Supplied material:
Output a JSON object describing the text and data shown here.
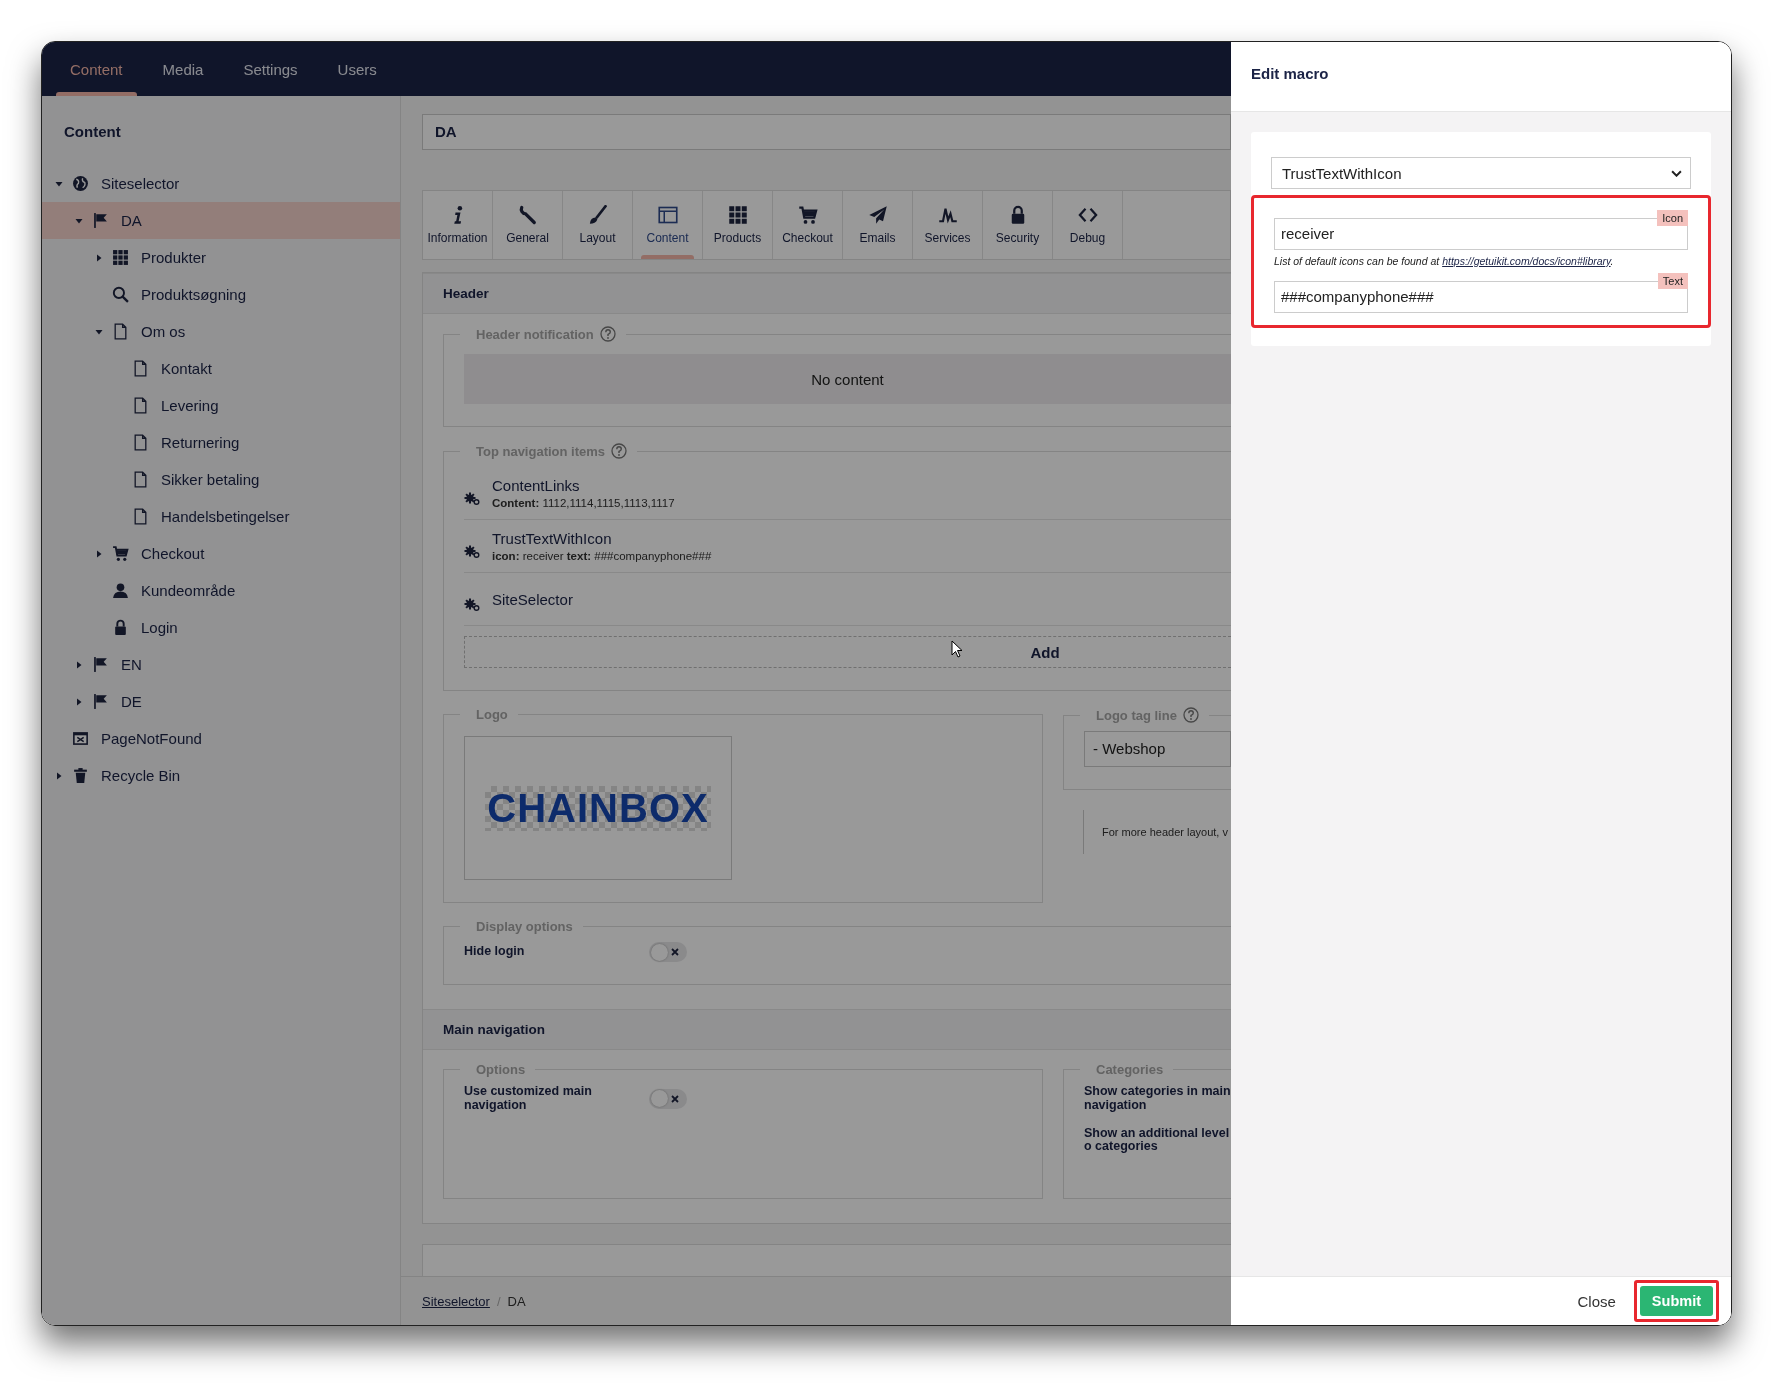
{
  "top_nav": {
    "tabs": [
      {
        "label": "Content",
        "selected": true
      },
      {
        "label": "Media",
        "selected": false
      },
      {
        "label": "Settings",
        "selected": false
      },
      {
        "label": "Users",
        "selected": false
      }
    ]
  },
  "sidebar": {
    "title": "Content",
    "tree": [
      {
        "label": "Siteselector",
        "kind": "site",
        "expanded": true,
        "selected": false,
        "children": [
          {
            "label": "DA",
            "kind": "language",
            "expanded": true,
            "selected": true,
            "children": [
              {
                "label": "Produkter",
                "kind": "grid",
                "expanded": false,
                "selected": false
              },
              {
                "label": "Produktsøgning",
                "kind": "search",
                "selected": false
              },
              {
                "label": "Om os",
                "kind": "page",
                "expanded": true,
                "selected": false,
                "children": [
                  {
                    "label": "Kontakt",
                    "kind": "page",
                    "selected": false
                  },
                  {
                    "label": "Levering",
                    "kind": "page",
                    "selected": false
                  },
                  {
                    "label": "Returnering",
                    "kind": "page",
                    "selected": false
                  },
                  {
                    "label": "Sikker betaling",
                    "kind": "page",
                    "selected": false
                  },
                  {
                    "label": "Handelsbetingelser",
                    "kind": "page",
                    "selected": false
                  }
                ]
              },
              {
                "label": "Checkout",
                "kind": "cart",
                "expanded": false,
                "selected": false
              },
              {
                "label": "Kundeområde",
                "kind": "user",
                "selected": false
              },
              {
                "label": "Login",
                "kind": "lock",
                "selected": false
              }
            ]
          },
          {
            "label": "EN",
            "kind": "language",
            "expanded": false,
            "selected": false
          },
          {
            "label": "DE",
            "kind": "language",
            "expanded": false,
            "selected": false
          }
        ]
      },
      {
        "label": "PageNotFound",
        "kind": "notfound",
        "selected": false
      },
      {
        "label": "Recycle Bin",
        "kind": "trash",
        "expanded": false,
        "selected": false
      }
    ]
  },
  "node_name": "DA",
  "content_tabs": [
    {
      "label": "Information",
      "kind": "info",
      "selected": false
    },
    {
      "label": "General",
      "kind": "wrench",
      "selected": false
    },
    {
      "label": "Layout",
      "kind": "brush",
      "selected": false
    },
    {
      "label": "Content",
      "kind": "window",
      "selected": true
    },
    {
      "label": "Products",
      "kind": "grid",
      "selected": false
    },
    {
      "label": "Checkout",
      "kind": "cart",
      "selected": false
    },
    {
      "label": "Emails",
      "kind": "plane",
      "selected": false
    },
    {
      "label": "Services",
      "kind": "pulse",
      "selected": false
    },
    {
      "label": "Security",
      "kind": "lock",
      "selected": false
    },
    {
      "label": "Debug",
      "kind": "code",
      "selected": false
    }
  ],
  "header_section": {
    "title": "Header",
    "notification": {
      "legend": "Header notification",
      "help": true,
      "empty_text": "No content"
    },
    "top_navigation": {
      "legend": "Top navigation items",
      "help": true,
      "items": [
        {
          "name": "ContentLinks",
          "params": "**Content:** 1112,1114,1115,1113,1117"
        },
        {
          "name": "TrustTextWithIcon",
          "params": "**icon:** receiver **text:** ###companyphone###"
        },
        {
          "name": "SiteSelector"
        }
      ],
      "add_label": "Add"
    },
    "logo": {
      "legend": "Logo",
      "help": false,
      "image_text": "CHAINBOX"
    },
    "logo_tag_line": {
      "legend": "Logo tag line",
      "help": true,
      "value": "- Webshop"
    },
    "note": "For more header layout, v",
    "display_options": {
      "legend": "Display options",
      "help": false,
      "toggles": [
        {
          "label": "Hide login",
          "on": false
        }
      ]
    }
  },
  "main_navigation": {
    "title": "Main navigation",
    "options": {
      "legend": "Options",
      "help": false,
      "toggles": [
        {
          "label": "Use customized main navigation",
          "on": false
        }
      ]
    },
    "categories": {
      "legend": "Categories",
      "help": false,
      "labels": [
        "Show categories in main navigation",
        "Show an additional level o categories"
      ]
    }
  },
  "breadcrumb": {
    "separator": "/",
    "items": [
      {
        "label": "Siteselector",
        "link": true
      },
      {
        "label": "DA",
        "link": false
      }
    ]
  },
  "edit_macro": {
    "title": "Edit macro",
    "macro": "TrustTextWithIcon",
    "parameters_highlighted": true,
    "parameters": [
      {
        "label": "Icon",
        "value": "receiver",
        "help": "List of default icons can be found at",
        "help_link": "https://getuikit.com/docs/icon#library",
        "help_end": "."
      },
      {
        "label": "Text",
        "value": "###companyphone###"
      }
    ],
    "close": "Close",
    "submit": "Submit",
    "submit_highlighted": true
  }
}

Aim: Copy every entry exactly as written. Pictures are excluded.

Reply:
Output a JSON object describing the text and data shown here.
{
  "top_nav": {
    "tabs": [
      {
        "label": "Content",
        "selected": true
      },
      {
        "label": "Media",
        "selected": false
      },
      {
        "label": "Settings",
        "selected": false
      },
      {
        "label": "Users",
        "selected": false
      }
    ]
  },
  "sidebar": {
    "title": "Content",
    "tree": [
      {
        "label": "Siteselector",
        "kind": "site",
        "expanded": true,
        "selected": false,
        "children": [
          {
            "label": "DA",
            "kind": "language",
            "expanded": true,
            "selected": true,
            "children": [
              {
                "label": "Produkter",
                "kind": "grid",
                "expanded": false,
                "selected": false
              },
              {
                "label": "Produktsøgning",
                "kind": "search",
                "selected": false
              },
              {
                "label": "Om os",
                "kind": "page",
                "expanded": true,
                "selected": false,
                "children": [
                  {
                    "label": "Kontakt",
                    "kind": "page",
                    "selected": false
                  },
                  {
                    "label": "Levering",
                    "kind": "page",
                    "selected": false
                  },
                  {
                    "label": "Returnering",
                    "kind": "page",
                    "selected": false
                  },
                  {
                    "label": "Sikker betaling",
                    "kind": "page",
                    "selected": false
                  },
                  {
                    "label": "Handelsbetingelser",
                    "kind": "page",
                    "selected": false
                  }
                ]
              },
              {
                "label": "Checkout",
                "kind": "cart",
                "expanded": false,
                "selected": false
              },
              {
                "label": "Kundeområde",
                "kind": "user",
                "selected": false
              },
              {
                "label": "Login",
                "kind": "lock",
                "selected": false
              }
            ]
          },
          {
            "label": "EN",
            "kind": "language",
            "expanded": false,
            "selected": false
          },
          {
            "label": "DE",
            "kind": "language",
            "expanded": false,
            "selected": false
          }
        ]
      },
      {
        "label": "PageNotFound",
        "kind": "notfound",
        "selected": false
      },
      {
        "label": "Recycle Bin",
        "kind": "trash",
        "expanded": false,
        "selected": false
      }
    ]
  },
  "node_name": "DA",
  "content_tabs": [
    {
      "label": "Information",
      "kind": "info",
      "selected": false
    },
    {
      "label": "General",
      "kind": "wrench",
      "selected": false
    },
    {
      "label": "Layout",
      "kind": "brush",
      "selected": false
    },
    {
      "label": "Content",
      "kind": "window",
      "selected": true
    },
    {
      "label": "Products",
      "kind": "grid",
      "selected": false
    },
    {
      "label": "Checkout",
      "kind": "cart",
      "selected": false
    },
    {
      "label": "Emails",
      "kind": "plane",
      "selected": false
    },
    {
      "label": "Services",
      "kind": "pulse",
      "selected": false
    },
    {
      "label": "Security",
      "kind": "lock",
      "selected": false
    },
    {
      "label": "Debug",
      "kind": "code",
      "selected": false
    }
  ],
  "header_section": {
    "title": "Header",
    "notification": {
      "legend": "Header notification",
      "help": true,
      "empty_text": "No content"
    },
    "top_navigation": {
      "legend": "Top navigation items",
      "help": true,
      "items": [
        {
          "name": "ContentLinks",
          "params": "**Content:** 1112,1114,1115,1113,1117"
        },
        {
          "name": "TrustTextWithIcon",
          "params": "**icon:** receiver **text:** ###companyphone###"
        },
        {
          "name": "SiteSelector"
        }
      ],
      "add_label": "Add"
    },
    "logo": {
      "legend": "Logo",
      "help": false,
      "image_text": "CHAINBOX"
    },
    "logo_tag_line": {
      "legend": "Logo tag line",
      "help": true,
      "value": "- Webshop"
    },
    "note": "For more header layout, v",
    "display_options": {
      "legend": "Display options",
      "help": false,
      "toggles": [
        {
          "label": "Hide login",
          "on": false
        }
      ]
    }
  },
  "main_navigation": {
    "title": "Main navigation",
    "options": {
      "legend": "Options",
      "help": false,
      "toggles": [
        {
          "label": "Use customized main navigation",
          "on": false
        }
      ]
    },
    "categories": {
      "legend": "Categories",
      "help": false,
      "labels": [
        "Show categories in main navigation",
        "Show an additional level o categories"
      ]
    }
  },
  "breadcrumb": {
    "separator": "/",
    "items": [
      {
        "label": "Siteselector",
        "link": true
      },
      {
        "label": "DA",
        "link": false
      }
    ]
  },
  "edit_macro": {
    "title": "Edit macro",
    "macro": "TrustTextWithIcon",
    "parameters_highlighted": true,
    "parameters": [
      {
        "label": "Icon",
        "value": "receiver",
        "help": "List of default icons can be found at",
        "help_link": "https://getuikit.com/docs/icon#library",
        "help_end": "."
      },
      {
        "label": "Text",
        "value": "###companyphone###"
      }
    ],
    "close": "Close",
    "submit": "Submit",
    "submit_highlighted": true
  }
}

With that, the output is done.